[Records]

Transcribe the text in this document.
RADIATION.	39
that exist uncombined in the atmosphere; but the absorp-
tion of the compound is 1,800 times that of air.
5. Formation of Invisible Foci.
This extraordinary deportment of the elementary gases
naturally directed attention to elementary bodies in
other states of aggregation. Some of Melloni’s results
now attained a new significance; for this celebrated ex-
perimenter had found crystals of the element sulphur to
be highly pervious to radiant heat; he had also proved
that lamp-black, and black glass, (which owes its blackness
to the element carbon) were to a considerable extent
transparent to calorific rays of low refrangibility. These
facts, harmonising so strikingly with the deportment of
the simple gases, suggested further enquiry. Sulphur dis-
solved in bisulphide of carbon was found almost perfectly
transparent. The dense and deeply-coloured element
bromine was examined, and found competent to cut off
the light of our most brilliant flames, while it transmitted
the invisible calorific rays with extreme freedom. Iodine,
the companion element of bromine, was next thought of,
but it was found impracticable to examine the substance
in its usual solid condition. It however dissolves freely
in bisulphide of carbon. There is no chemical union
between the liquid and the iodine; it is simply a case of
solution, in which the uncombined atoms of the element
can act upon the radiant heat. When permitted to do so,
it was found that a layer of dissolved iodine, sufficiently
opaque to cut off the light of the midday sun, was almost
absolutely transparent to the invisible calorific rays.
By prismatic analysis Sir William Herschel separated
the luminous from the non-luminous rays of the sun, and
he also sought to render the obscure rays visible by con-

What is required
Show the data once more, exactly as it was written.

Solution below
Transcribe the text in this document.
RADIATION.	39
that exist uncombined in the atmosphere; but the absorp-
tion of the compound is 1,800 times that of air.
5. Formation of Invisible Foci.
This extraordinary deportment of the elementary gases
naturally directed attention to elementary bodies in
other states of aggregation. Some of Melloni’s results
now attained a new significance; for this celebrated ex-
perimenter had found crystals of the element sulphur to
be highly pervious to radiant heat; he had also proved
that lamp-black, and black glass, (which owes its blackness
to the element carbon) were to a considerable extent
transparent to calorific rays of low refrangibility. These
facts, harmonising so strikingly with the deportment of
the simple gases, suggested further enquiry. Sulphur dis-
solved in bisulphide of carbon was found almost perfectly
transparent. The dense and deeply-coloured element
bromine was examined, and found competent to cut off
the light of our most brilliant flames, while it transmitted
the invisible calorific rays with extreme freedom. Iodine,
the companion element of bromine, was next thought of,
but it was found impracticable to examine the substance
in its usual solid condition. It however dissolves freely
in bisulphide of carbon. There is no chemical union
between the liquid and the iodine; it is simply a case of
solution, in which the uncombined atoms of the element
can act upon the radiant heat. When permitted to do so,
it was found that a layer of dissolved iodine, sufficiently
opaque to cut off the light of the midday sun, was almost
absolutely transparent to the invisible calorific rays.
By prismatic analysis Sir William Herschel separated
the luminous from the non-luminous rays of the sun, and
he also sought to render the obscure rays visible by con-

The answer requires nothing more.